[start]
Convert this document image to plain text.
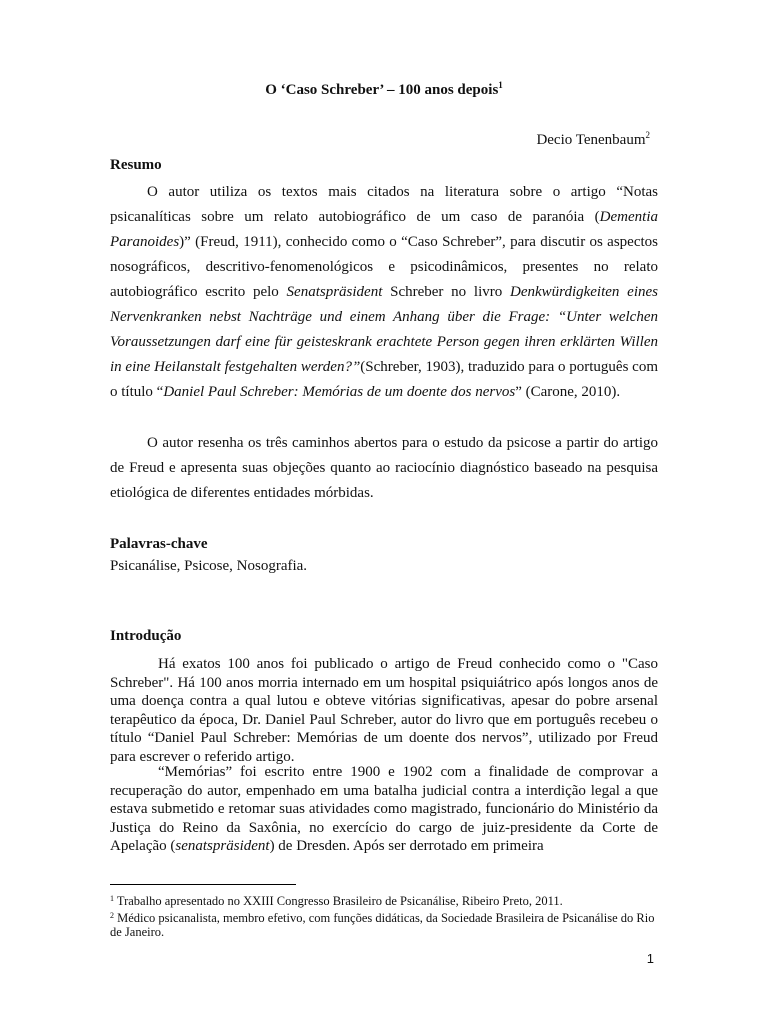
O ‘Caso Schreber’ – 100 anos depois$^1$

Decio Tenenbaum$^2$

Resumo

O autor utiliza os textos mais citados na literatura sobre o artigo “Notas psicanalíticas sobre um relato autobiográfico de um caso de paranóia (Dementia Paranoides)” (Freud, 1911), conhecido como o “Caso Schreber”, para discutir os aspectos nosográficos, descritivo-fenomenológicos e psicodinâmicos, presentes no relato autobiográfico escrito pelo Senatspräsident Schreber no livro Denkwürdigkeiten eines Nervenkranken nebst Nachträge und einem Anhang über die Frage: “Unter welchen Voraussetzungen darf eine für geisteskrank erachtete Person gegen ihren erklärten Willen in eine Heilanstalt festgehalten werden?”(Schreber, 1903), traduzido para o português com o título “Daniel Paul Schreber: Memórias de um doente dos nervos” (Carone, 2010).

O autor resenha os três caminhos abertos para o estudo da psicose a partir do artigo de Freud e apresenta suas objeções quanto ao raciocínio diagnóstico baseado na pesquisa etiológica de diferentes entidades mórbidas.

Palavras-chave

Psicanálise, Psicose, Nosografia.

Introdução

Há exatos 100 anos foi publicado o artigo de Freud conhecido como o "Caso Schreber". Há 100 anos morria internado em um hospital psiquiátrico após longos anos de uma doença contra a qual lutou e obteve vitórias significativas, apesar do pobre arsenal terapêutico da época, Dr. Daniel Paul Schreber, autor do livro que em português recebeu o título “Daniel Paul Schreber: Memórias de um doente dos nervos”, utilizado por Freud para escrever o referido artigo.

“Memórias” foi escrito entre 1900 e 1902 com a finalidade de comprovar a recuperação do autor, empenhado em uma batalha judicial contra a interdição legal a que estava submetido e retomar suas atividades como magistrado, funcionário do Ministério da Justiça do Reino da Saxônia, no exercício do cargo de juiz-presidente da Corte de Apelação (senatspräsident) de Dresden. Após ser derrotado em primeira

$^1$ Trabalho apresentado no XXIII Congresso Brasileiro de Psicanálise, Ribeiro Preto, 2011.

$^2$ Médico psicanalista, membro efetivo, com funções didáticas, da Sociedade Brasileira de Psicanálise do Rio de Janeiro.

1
[end]
TASK REQUIREMENTS
Reproduce the listing word for word and omit its pictures.

FINAL ANSWER
Convert this document image to plain text.
O ‘Caso Schreber’ – 100 anos depois$^1$

Decio Tenenbaum$^2$

Resumo

O autor utiliza os textos mais citados na literatura sobre o artigo “Notas psicanalíticas sobre um relato autobiográfico de um caso de paranóia (Dementia Paranoides)” (Freud, 1911), conhecido como o “Caso Schreber”, para discutir os aspectos nosográficos, descritivo-fenomenológicos e psicodinâmicos, presentes no relato autobiográfico escrito pelo Senatspräsident Schreber no livro Denkwürdigkeiten eines Nervenkranken nebst Nachträge und einem Anhang über die Frage: “Unter welchen Voraussetzungen darf eine für geisteskrank erachtete Person gegen ihren erklärten Willen in eine Heilanstalt festgehalten werden?”(Schreber, 1903), traduzido para o português com o título “Daniel Paul Schreber: Memórias de um doente dos nervos” (Carone, 2010).

O autor resenha os três caminhos abertos para o estudo da psicose a partir do artigo de Freud e apresenta suas objeções quanto ao raciocínio diagnóstico baseado na pesquisa etiológica de diferentes entidades mórbidas.

Palavras-chave

Psicanálise, Psicose, Nosografia.

Introdução

Há exatos 100 anos foi publicado o artigo de Freud conhecido como o "Caso Schreber". Há 100 anos morria internado em um hospital psiquiátrico após longos anos de uma doença contra a qual lutou e obteve vitórias significativas, apesar do pobre arsenal terapêutico da época, Dr. Daniel Paul Schreber, autor do livro que em português recebeu o título “Daniel Paul Schreber: Memórias de um doente dos nervos”, utilizado por Freud para escrever o referido artigo.

“Memórias” foi escrito entre 1900 e 1902 com a finalidade de comprovar a recuperação do autor, empenhado em uma batalha judicial contra a interdição legal a que estava submetido e retomar suas atividades como magistrado, funcionário do Ministério da Justiça do Reino da Saxônia, no exercício do cargo de juiz-presidente da Corte de Apelação (senatspräsident) de Dresden. Após ser derrotado em primeira

$^1$ Trabalho apresentado no XXIII Congresso Brasileiro de Psicanálise, Ribeiro Preto, 2011.

$^2$ Médico psicanalista, membro efetivo, com funções didáticas, da Sociedade Brasileira de Psicanálise do Rio de Janeiro.

1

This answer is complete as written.